**YOUR TASK**
Extract all data as written.

* START *

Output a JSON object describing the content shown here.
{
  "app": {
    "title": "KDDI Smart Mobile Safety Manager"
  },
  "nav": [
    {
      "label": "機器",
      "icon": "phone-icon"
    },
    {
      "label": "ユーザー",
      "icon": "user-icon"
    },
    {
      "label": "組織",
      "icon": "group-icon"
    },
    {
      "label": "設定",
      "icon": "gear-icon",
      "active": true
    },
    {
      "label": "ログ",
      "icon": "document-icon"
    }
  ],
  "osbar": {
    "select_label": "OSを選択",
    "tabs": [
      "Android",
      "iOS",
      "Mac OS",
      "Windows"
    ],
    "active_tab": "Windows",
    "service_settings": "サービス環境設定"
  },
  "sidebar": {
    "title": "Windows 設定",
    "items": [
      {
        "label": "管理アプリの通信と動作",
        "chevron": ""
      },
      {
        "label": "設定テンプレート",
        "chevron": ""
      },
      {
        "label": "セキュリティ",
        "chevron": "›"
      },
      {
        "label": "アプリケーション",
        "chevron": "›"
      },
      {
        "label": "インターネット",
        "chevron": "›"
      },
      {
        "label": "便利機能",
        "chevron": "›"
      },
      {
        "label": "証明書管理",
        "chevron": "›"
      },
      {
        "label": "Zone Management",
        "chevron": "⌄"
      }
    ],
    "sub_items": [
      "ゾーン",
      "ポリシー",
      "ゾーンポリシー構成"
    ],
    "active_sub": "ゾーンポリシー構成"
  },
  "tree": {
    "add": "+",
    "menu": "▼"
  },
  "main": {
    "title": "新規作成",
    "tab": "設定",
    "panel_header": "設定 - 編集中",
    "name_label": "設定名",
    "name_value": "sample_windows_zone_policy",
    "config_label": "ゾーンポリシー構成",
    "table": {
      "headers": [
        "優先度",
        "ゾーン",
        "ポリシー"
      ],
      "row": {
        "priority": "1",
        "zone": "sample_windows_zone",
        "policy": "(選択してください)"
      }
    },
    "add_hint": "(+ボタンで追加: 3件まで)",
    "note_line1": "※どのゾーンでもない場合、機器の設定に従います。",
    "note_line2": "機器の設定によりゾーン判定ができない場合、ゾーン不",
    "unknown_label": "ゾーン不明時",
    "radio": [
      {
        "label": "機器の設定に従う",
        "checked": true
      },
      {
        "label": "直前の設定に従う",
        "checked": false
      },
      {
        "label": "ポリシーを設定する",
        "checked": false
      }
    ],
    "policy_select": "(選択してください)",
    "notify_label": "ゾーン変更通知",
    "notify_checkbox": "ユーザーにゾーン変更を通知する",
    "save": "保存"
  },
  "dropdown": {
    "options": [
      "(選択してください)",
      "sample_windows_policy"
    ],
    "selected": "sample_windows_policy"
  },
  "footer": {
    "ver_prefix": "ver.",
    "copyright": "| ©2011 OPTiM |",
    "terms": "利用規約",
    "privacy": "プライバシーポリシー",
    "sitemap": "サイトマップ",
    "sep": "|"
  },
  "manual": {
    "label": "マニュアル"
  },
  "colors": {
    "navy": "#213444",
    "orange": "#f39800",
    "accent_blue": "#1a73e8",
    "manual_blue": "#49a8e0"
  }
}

* END *

**RESULT OF THIS EXERCISE**
Output a JSON object describing the content shown here.
{
  "app": {
    "title": "KDDI Smart Mobile Safety Manager"
  },
  "nav": [
    {
      "label": "機器",
      "icon": "phone-icon"
    },
    {
      "label": "ユーザー",
      "icon": "user-icon"
    },
    {
      "label": "組織",
      "icon": "group-icon"
    },
    {
      "label": "設定",
      "icon": "gear-icon",
      "active": true
    },
    {
      "label": "ログ",
      "icon": "document-icon"
    }
  ],
  "osbar": {
    "select_label": "OSを選択",
    "tabs": [
      "Android",
      "iOS",
      "Mac OS",
      "Windows"
    ],
    "active_tab": "Windows",
    "service_settings": "サービス環境設定"
  },
  "sidebar": {
    "title": "Windows 設定",
    "items": [
      {
        "label": "管理アプリの通信と動作",
        "chevron": ""
      },
      {
        "label": "設定テンプレート",
        "chevron": ""
      },
      {
        "label": "セキュリティ",
        "chevron": "›"
      },
      {
        "label": "アプリケーション",
        "chevron": "›"
      },
      {
        "label": "インターネット",
        "chevron": "›"
      },
      {
        "label": "便利機能",
        "chevron": "›"
      },
      {
        "label": "証明書管理",
        "chevron": "›"
      },
      {
        "label": "Zone Management",
        "chevron": "⌄"
      }
    ],
    "sub_items": [
      "ゾーン",
      "ポリシー",
      "ゾーンポリシー構成"
    ],
    "active_sub": "ゾーンポリシー構成"
  },
  "tree": {
    "add": "+",
    "menu": "▼"
  },
  "main": {
    "title": "新規作成",
    "tab": "設定",
    "panel_header": "設定 - 編集中",
    "name_label": "設定名",
    "name_value": "sample_windows_zone_policy",
    "config_label": "ゾーンポリシー構成",
    "table": {
      "headers": [
        "優先度",
        "ゾーン",
        "ポリシー"
      ],
      "row": {
        "priority": "1",
        "zone": "sample_windows_zone",
        "policy": "(選択してください)"
      }
    },
    "add_hint": "(+ボタンで追加: 3件まで)",
    "note_line1": "※どのゾーンでもない場合、機器の設定に従います。",
    "note_line2": "機器の設定によりゾーン判定ができない場合、ゾーン不",
    "unknown_label": "ゾーン不明時",
    "radio": [
      {
        "label": "機器の設定に従う",
        "checked": true
      },
      {
        "label": "直前の設定に従う",
        "checked": false
      },
      {
        "label": "ポリシーを設定する",
        "checked": false
      }
    ],
    "policy_select": "(選択してください)",
    "notify_label": "ゾーン変更通知",
    "notify_checkbox": "ユーザーにゾーン変更を通知する",
    "save": "保存"
  },
  "dropdown": {
    "options": [
      "(選択してください)",
      "sample_windows_policy"
    ],
    "selected": "sample_windows_policy"
  },
  "footer": {
    "ver_prefix": "ver.",
    "copyright": "| ©2011 OPTiM |",
    "terms": "利用規約",
    "privacy": "プライバシーポリシー",
    "sitemap": "サイトマップ",
    "sep": "|"
  },
  "manual": {
    "label": "マニュアル"
  },
  "colors": {
    "navy": "#213444",
    "orange": "#f39800",
    "accent_blue": "#1a73e8",
    "manual_blue": "#49a8e0"
  }
}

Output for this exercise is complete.